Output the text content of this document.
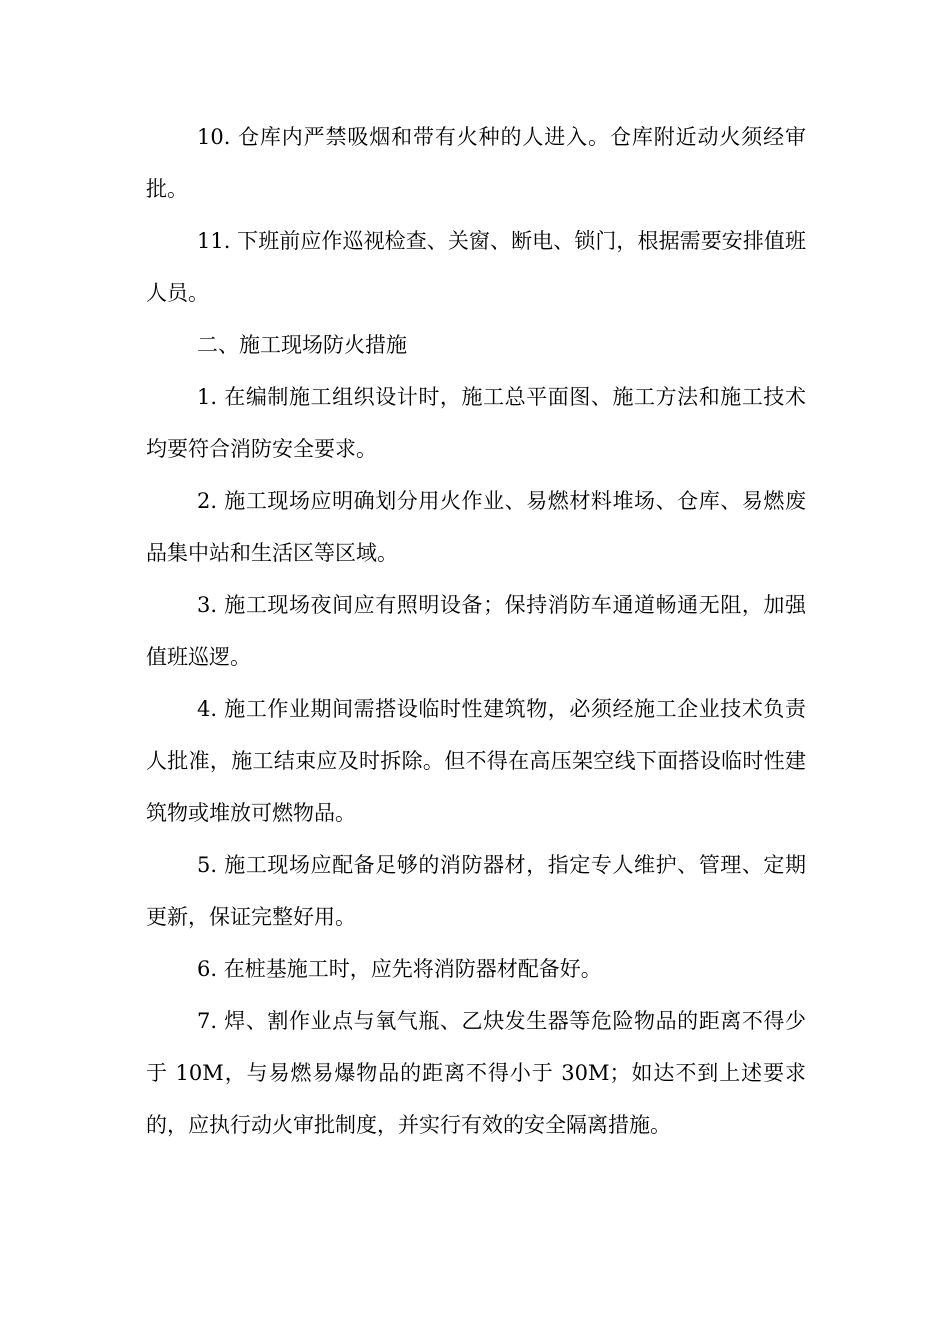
10. 仓库内严禁吸烟和带有火种的人进入。仓库附近动火须经审批。

11. 下班前应作巡视检查、关窗、断电、锁门，根据需要安排值班人员。

二、施工现场防火措施

1. 在编制施工组织设计时，施工总平面图、施工方法和施工技术均要符合消防安全要求。

2. 施工现场应明确划分用火作业、易燃材料堆场、仓库、易燃废品集中站和生活区等区域。

3. 施工现场夜间应有照明设备；保持消防车通道畅通无阻，加强值班巡逻。

4. 施工作业期间需搭设临时性建筑物，必须经施工企业技术负责人批准，施工结束应及时拆除。但不得在高压架空线下面搭设临时性建筑物或堆放可燃物品。

5. 施工现场应配备足够的消防器材，指定专人维护、管理、定期更新，保证完整好用。

6. 在桩基施工时，应先将消防器材配备好。

7. 焊、割作业点与氧气瓶、乙炔发生器等危险物品的距离不得少于 10M，与易燃易爆物品的距离不得小于 30M；如达不到上述要求的，应执行动火审批制度，并实行有效的安全隔离措施。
○ ○ ○
Generate a word-for-word copy of the preceding records, excluding all pictures.

TASK OUTPUT »
Output the text content of this document.
10. 仓库内严禁吸烟和带有火种的人进入。仓库附近动火须经审批。

11. 下班前应作巡视检查、关窗、断电、锁门，根据需要安排值班人员。

二、施工现场防火措施

1. 在编制施工组织设计时，施工总平面图、施工方法和施工技术均要符合消防安全要求。

2. 施工现场应明确划分用火作业、易燃材料堆场、仓库、易燃废品集中站和生活区等区域。

3. 施工现场夜间应有照明设备；保持消防车通道畅通无阻，加强值班巡逻。

4. 施工作业期间需搭设临时性建筑物，必须经施工企业技术负责人批准，施工结束应及时拆除。但不得在高压架空线下面搭设临时性建筑物或堆放可燃物品。

5. 施工现场应配备足够的消防器材，指定专人维护、管理、定期更新，保证完整好用。

6. 在桩基施工时，应先将消防器材配备好。

7. 焊、割作业点与氧气瓶、乙炔发生器等危险物品的距离不得少于 10M，与易燃易爆物品的距离不得小于 30M；如达不到上述要求的，应执行动火审批制度，并实行有效的安全隔离措施。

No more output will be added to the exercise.